(Items from a dataset)
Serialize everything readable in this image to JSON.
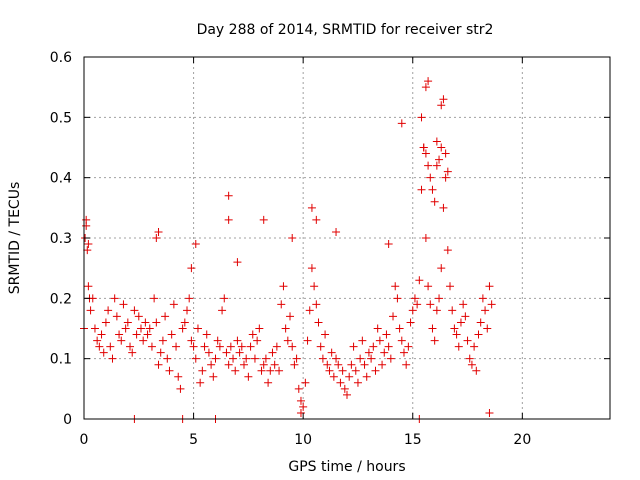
{
  "chart_data": {
    "type": "scatter",
    "title": "Day 288 of 2014, SRMTID for receiver str2",
    "xlabel": "GPS time / hours",
    "ylabel": "SRMTID / TECUs",
    "xlim": [
      0,
      24
    ],
    "ylim": [
      0,
      0.6
    ],
    "xticks": [
      0,
      5,
      10,
      15,
      20
    ],
    "xtick_labels": [
      "0",
      "5",
      "10",
      "15",
      "20"
    ],
    "yticks": [
      0,
      0.1,
      0.2,
      0.3,
      0.4,
      0.5,
      0.6
    ],
    "ytick_labels": [
      "0",
      "0.1",
      "0.2",
      "0.3",
      "0.4",
      "0.5",
      "0.6"
    ],
    "grid": true,
    "marker": "+",
    "marker_color": "#e00000",
    "series": [
      {
        "name": "str2",
        "x": [
          0.0,
          0.1,
          0.15,
          0.2,
          0.25,
          0.3,
          0.4,
          0.5,
          0.6,
          0.7,
          0.8,
          0.9,
          1.0,
          1.1,
          1.2,
          1.3,
          1.4,
          1.5,
          1.6,
          1.7,
          1.8,
          1.9,
          2.0,
          2.1,
          2.2,
          2.3,
          2.4,
          2.5,
          2.6,
          2.7,
          2.8,
          2.9,
          3.0,
          3.1,
          3.2,
          3.3,
          3.4,
          3.5,
          3.6,
          3.7,
          3.8,
          3.9,
          4.0,
          4.1,
          4.2,
          4.3,
          4.4,
          4.5,
          4.6,
          4.7,
          4.8,
          4.9,
          5.0,
          5.1,
          5.2,
          5.3,
          5.4,
          5.5,
          5.6,
          5.7,
          5.8,
          5.9,
          6.0,
          6.1,
          6.2,
          6.3,
          6.4,
          6.5,
          6.6,
          6.7,
          6.8,
          6.9,
          7.0,
          7.1,
          7.2,
          7.3,
          7.4,
          7.5,
          7.6,
          7.7,
          7.8,
          7.9,
          8.0,
          8.1,
          8.2,
          8.3,
          8.4,
          8.5,
          8.6,
          8.7,
          8.8,
          8.9,
          9.0,
          9.1,
          9.2,
          9.3,
          9.4,
          9.5,
          9.6,
          9.7,
          9.8,
          9.9,
          10.0,
          10.1,
          10.2,
          10.3,
          10.4,
          10.5,
          10.6,
          10.7,
          10.8,
          10.9,
          11.0,
          11.1,
          11.2,
          11.3,
          11.4,
          11.5,
          11.6,
          11.7,
          11.8,
          11.9,
          12.0,
          12.1,
          12.2,
          12.3,
          12.4,
          12.5,
          12.6,
          12.7,
          12.8,
          12.9,
          13.0,
          13.1,
          13.2,
          13.3,
          13.4,
          13.5,
          13.6,
          13.7,
          13.8,
          13.9,
          14.0,
          14.1,
          14.2,
          14.3,
          14.4,
          14.5,
          14.6,
          14.7,
          14.8,
          14.9,
          15.0,
          15.1,
          15.2,
          15.3,
          15.4,
          15.5,
          15.6,
          15.7,
          15.8,
          15.9,
          16.0,
          16.1,
          16.2,
          16.3,
          16.4,
          16.5,
          16.6,
          16.7,
          16.8,
          16.9,
          17.0,
          17.1,
          17.2,
          17.3,
          17.4,
          17.5,
          17.6,
          17.7,
          17.8,
          17.9,
          18.0,
          18.1,
          18.2,
          18.3,
          18.4,
          18.5,
          18.6,
          0.05,
          0.1,
          0.2,
          3.3,
          3.4,
          4.9,
          5.1,
          6.6,
          6.6,
          7.0,
          8.2,
          9.5,
          10.4,
          10.6,
          11.5,
          13.9,
          14.5,
          15.4,
          15.5,
          15.6,
          15.7,
          15.8,
          15.9,
          16.0,
          16.1,
          16.2,
          16.3,
          16.4,
          16.5,
          16.6,
          15.6,
          15.7,
          16.1,
          16.3,
          2.3,
          4.5,
          6.0,
          9.9,
          15.3,
          18.5
        ],
        "y": [
          0.15,
          0.33,
          0.28,
          0.22,
          0.2,
          0.18,
          0.2,
          0.15,
          0.13,
          0.12,
          0.14,
          0.11,
          0.16,
          0.18,
          0.12,
          0.1,
          0.2,
          0.17,
          0.14,
          0.13,
          0.19,
          0.15,
          0.16,
          0.12,
          0.11,
          0.18,
          0.14,
          0.17,
          0.15,
          0.13,
          0.16,
          0.14,
          0.15,
          0.12,
          0.2,
          0.16,
          0.09,
          0.11,
          0.13,
          0.17,
          0.1,
          0.08,
          0.14,
          0.19,
          0.12,
          0.07,
          0.05,
          0.15,
          0.16,
          0.18,
          0.2,
          0.13,
          0.12,
          0.1,
          0.15,
          0.06,
          0.08,
          0.12,
          0.14,
          0.11,
          0.09,
          0.07,
          0.1,
          0.13,
          0.12,
          0.18,
          0.2,
          0.11,
          0.09,
          0.12,
          0.1,
          0.08,
          0.13,
          0.11,
          0.12,
          0.09,
          0.1,
          0.07,
          0.12,
          0.14,
          0.1,
          0.13,
          0.15,
          0.08,
          0.09,
          0.1,
          0.06,
          0.08,
          0.11,
          0.09,
          0.12,
          0.08,
          0.19,
          0.22,
          0.15,
          0.13,
          0.17,
          0.12,
          0.09,
          0.1,
          0.05,
          0.03,
          0.02,
          0.06,
          0.13,
          0.18,
          0.25,
          0.22,
          0.19,
          0.16,
          0.12,
          0.1,
          0.14,
          0.09,
          0.08,
          0.11,
          0.07,
          0.1,
          0.09,
          0.06,
          0.08,
          0.05,
          0.04,
          0.07,
          0.09,
          0.12,
          0.08,
          0.06,
          0.1,
          0.13,
          0.09,
          0.07,
          0.11,
          0.1,
          0.12,
          0.08,
          0.15,
          0.13,
          0.09,
          0.11,
          0.14,
          0.12,
          0.1,
          0.17,
          0.22,
          0.2,
          0.15,
          0.13,
          0.11,
          0.09,
          0.12,
          0.16,
          0.18,
          0.2,
          0.19,
          0.23,
          0.38,
          0.45,
          0.3,
          0.22,
          0.19,
          0.15,
          0.13,
          0.18,
          0.2,
          0.25,
          0.35,
          0.4,
          0.28,
          0.22,
          0.18,
          0.15,
          0.14,
          0.12,
          0.16,
          0.19,
          0.17,
          0.13,
          0.1,
          0.09,
          0.12,
          0.08,
          0.14,
          0.16,
          0.2,
          0.18,
          0.15,
          0.22,
          0.19,
          0.3,
          0.32,
          0.29,
          0.3,
          0.31,
          0.25,
          0.29,
          0.37,
          0.33,
          0.26,
          0.33,
          0.3,
          0.35,
          0.33,
          0.31,
          0.29,
          0.49,
          0.5,
          0.45,
          0.44,
          0.42,
          0.4,
          0.38,
          0.36,
          0.46,
          0.43,
          0.52,
          0.53,
          0.44,
          0.41,
          0.55,
          0.56,
          0.42,
          0.45,
          0.0,
          0.0,
          0.0,
          0.01,
          0.0,
          0.01
        ]
      }
    ]
  }
}
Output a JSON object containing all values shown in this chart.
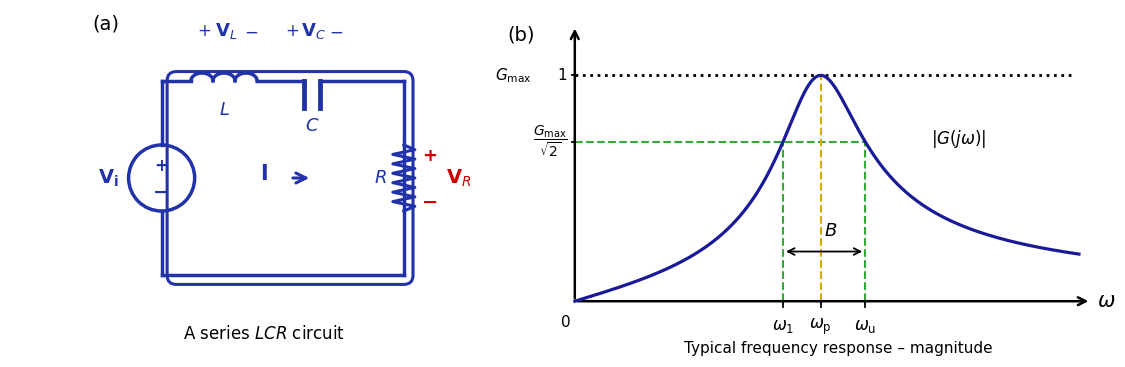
{
  "bg_color": "#ffffff",
  "circuit_color": "#2233aa",
  "red_color": "#cc0000",
  "curve_color": "#1a1a99",
  "green_color": "#33aa33",
  "orange_color": "#ddaa00",
  "black_color": "#000000",
  "label_a": "(a)",
  "label_b": "(b)",
  "caption_b": "Typical frequency response – magnitude",
  "omega0": 2.0,
  "Q": 3.0,
  "xlim_max": 4.2,
  "ylim_max": 1.22
}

-- Aim of the exercise --
Print all of the entries word for word. Omit the pictures they contain.

-- Result below --
Serialize everything readable in this image to JSON.
{
  "chart_data": {
    "type": "scatter",
    "title": "Day 288 of 2014, SRMTID for receiver str2",
    "xlabel": "GPS time / hours",
    "ylabel": "SRMTID / TECUs",
    "xlim": [
      0,
      24
    ],
    "ylim": [
      0,
      0.6
    ],
    "xticks": [
      0,
      5,
      10,
      15,
      20
    ],
    "xtick_labels": [
      "0",
      "5",
      "10",
      "15",
      "20"
    ],
    "yticks": [
      0,
      0.1,
      0.2,
      0.3,
      0.4,
      0.5,
      0.6
    ],
    "ytick_labels": [
      "0",
      "0.1",
      "0.2",
      "0.3",
      "0.4",
      "0.5",
      "0.6"
    ],
    "grid": true,
    "marker": "+",
    "marker_color": "#e00000",
    "series": [
      {
        "name": "str2",
        "x": [
          0.0,
          0.1,
          0.15,
          0.2,
          0.25,
          0.3,
          0.4,
          0.5,
          0.6,
          0.7,
          0.8,
          0.9,
          1.0,
          1.1,
          1.2,
          1.3,
          1.4,
          1.5,
          1.6,
          1.7,
          1.8,
          1.9,
          2.0,
          2.1,
          2.2,
          2.3,
          2.4,
          2.5,
          2.6,
          2.7,
          2.8,
          2.9,
          3.0,
          3.1,
          3.2,
          3.3,
          3.4,
          3.5,
          3.6,
          3.7,
          3.8,
          3.9,
          4.0,
          4.1,
          4.2,
          4.3,
          4.4,
          4.5,
          4.6,
          4.7,
          4.8,
          4.9,
          5.0,
          5.1,
          5.2,
          5.3,
          5.4,
          5.5,
          5.6,
          5.7,
          5.8,
          5.9,
          6.0,
          6.1,
          6.2,
          6.3,
          6.4,
          6.5,
          6.6,
          6.7,
          6.8,
          6.9,
          7.0,
          7.1,
          7.2,
          7.3,
          7.4,
          7.5,
          7.6,
          7.7,
          7.8,
          7.9,
          8.0,
          8.1,
          8.2,
          8.3,
          8.4,
          8.5,
          8.6,
          8.7,
          8.8,
          8.9,
          9.0,
          9.1,
          9.2,
          9.3,
          9.4,
          9.5,
          9.6,
          9.7,
          9.8,
          9.9,
          10.0,
          10.1,
          10.2,
          10.3,
          10.4,
          10.5,
          10.6,
          10.7,
          10.8,
          10.9,
          11.0,
          11.1,
          11.2,
          11.3,
          11.4,
          11.5,
          11.6,
          11.7,
          11.8,
          11.9,
          12.0,
          12.1,
          12.2,
          12.3,
          12.4,
          12.5,
          12.6,
          12.7,
          12.8,
          12.9,
          13.0,
          13.1,
          13.2,
          13.3,
          13.4,
          13.5,
          13.6,
          13.7,
          13.8,
          13.9,
          14.0,
          14.1,
          14.2,
          14.3,
          14.4,
          14.5,
          14.6,
          14.7,
          14.8,
          14.9,
          15.0,
          15.1,
          15.2,
          15.3,
          15.4,
          15.5,
          15.6,
          15.7,
          15.8,
          15.9,
          16.0,
          16.1,
          16.2,
          16.3,
          16.4,
          16.5,
          16.6,
          16.7,
          16.8,
          16.9,
          17.0,
          17.1,
          17.2,
          17.3,
          17.4,
          17.5,
          17.6,
          17.7,
          17.8,
          17.9,
          18.0,
          18.1,
          18.2,
          18.3,
          18.4,
          18.5,
          18.6,
          0.05,
          0.1,
          0.2,
          3.3,
          3.4,
          4.9,
          5.1,
          6.6,
          6.6,
          7.0,
          8.2,
          9.5,
          10.4,
          10.6,
          11.5,
          13.9,
          14.5,
          15.4,
          15.5,
          15.6,
          15.7,
          15.8,
          15.9,
          16.0,
          16.1,
          16.2,
          16.3,
          16.4,
          16.5,
          16.6,
          15.6,
          15.7,
          16.1,
          16.3,
          2.3,
          4.5,
          6.0,
          9.9,
          15.3,
          18.5
        ],
        "y": [
          0.15,
          0.33,
          0.28,
          0.22,
          0.2,
          0.18,
          0.2,
          0.15,
          0.13,
          0.12,
          0.14,
          0.11,
          0.16,
          0.18,
          0.12,
          0.1,
          0.2,
          0.17,
          0.14,
          0.13,
          0.19,
          0.15,
          0.16,
          0.12,
          0.11,
          0.18,
          0.14,
          0.17,
          0.15,
          0.13,
          0.16,
          0.14,
          0.15,
          0.12,
          0.2,
          0.16,
          0.09,
          0.11,
          0.13,
          0.17,
          0.1,
          0.08,
          0.14,
          0.19,
          0.12,
          0.07,
          0.05,
          0.15,
          0.16,
          0.18,
          0.2,
          0.13,
          0.12,
          0.1,
          0.15,
          0.06,
          0.08,
          0.12,
          0.14,
          0.11,
          0.09,
          0.07,
          0.1,
          0.13,
          0.12,
          0.18,
          0.2,
          0.11,
          0.09,
          0.12,
          0.1,
          0.08,
          0.13,
          0.11,
          0.12,
          0.09,
          0.1,
          0.07,
          0.12,
          0.14,
          0.1,
          0.13,
          0.15,
          0.08,
          0.09,
          0.1,
          0.06,
          0.08,
          0.11,
          0.09,
          0.12,
          0.08,
          0.19,
          0.22,
          0.15,
          0.13,
          0.17,
          0.12,
          0.09,
          0.1,
          0.05,
          0.03,
          0.02,
          0.06,
          0.13,
          0.18,
          0.25,
          0.22,
          0.19,
          0.16,
          0.12,
          0.1,
          0.14,
          0.09,
          0.08,
          0.11,
          0.07,
          0.1,
          0.09,
          0.06,
          0.08,
          0.05,
          0.04,
          0.07,
          0.09,
          0.12,
          0.08,
          0.06,
          0.1,
          0.13,
          0.09,
          0.07,
          0.11,
          0.1,
          0.12,
          0.08,
          0.15,
          0.13,
          0.09,
          0.11,
          0.14,
          0.12,
          0.1,
          0.17,
          0.22,
          0.2,
          0.15,
          0.13,
          0.11,
          0.09,
          0.12,
          0.16,
          0.18,
          0.2,
          0.19,
          0.23,
          0.38,
          0.45,
          0.3,
          0.22,
          0.19,
          0.15,
          0.13,
          0.18,
          0.2,
          0.25,
          0.35,
          0.4,
          0.28,
          0.22,
          0.18,
          0.15,
          0.14,
          0.12,
          0.16,
          0.19,
          0.17,
          0.13,
          0.1,
          0.09,
          0.12,
          0.08,
          0.14,
          0.16,
          0.2,
          0.18,
          0.15,
          0.22,
          0.19,
          0.3,
          0.32,
          0.29,
          0.3,
          0.31,
          0.25,
          0.29,
          0.37,
          0.33,
          0.26,
          0.33,
          0.3,
          0.35,
          0.33,
          0.31,
          0.29,
          0.49,
          0.5,
          0.45,
          0.44,
          0.42,
          0.4,
          0.38,
          0.36,
          0.46,
          0.43,
          0.52,
          0.53,
          0.44,
          0.41,
          0.55,
          0.56,
          0.42,
          0.45,
          0.0,
          0.0,
          0.0,
          0.01,
          0.0,
          0.01
        ]
      }
    ]
  }
}
Output a JSON object containing all values shown in this chart.
{
  "bg_color": "#ffffff",
  "circuit_color": "#2233aa",
  "red_color": "#cc0000",
  "curve_color": "#1a1a99",
  "green_color": "#33aa33",
  "orange_color": "#ddaa00",
  "black_color": "#000000",
  "label_a": "(a)",
  "label_b": "(b)",
  "caption_b": "Typical frequency response – magnitude",
  "omega0": 2.0,
  "Q": 3.0,
  "xlim_max": 4.2,
  "ylim_max": 1.22
}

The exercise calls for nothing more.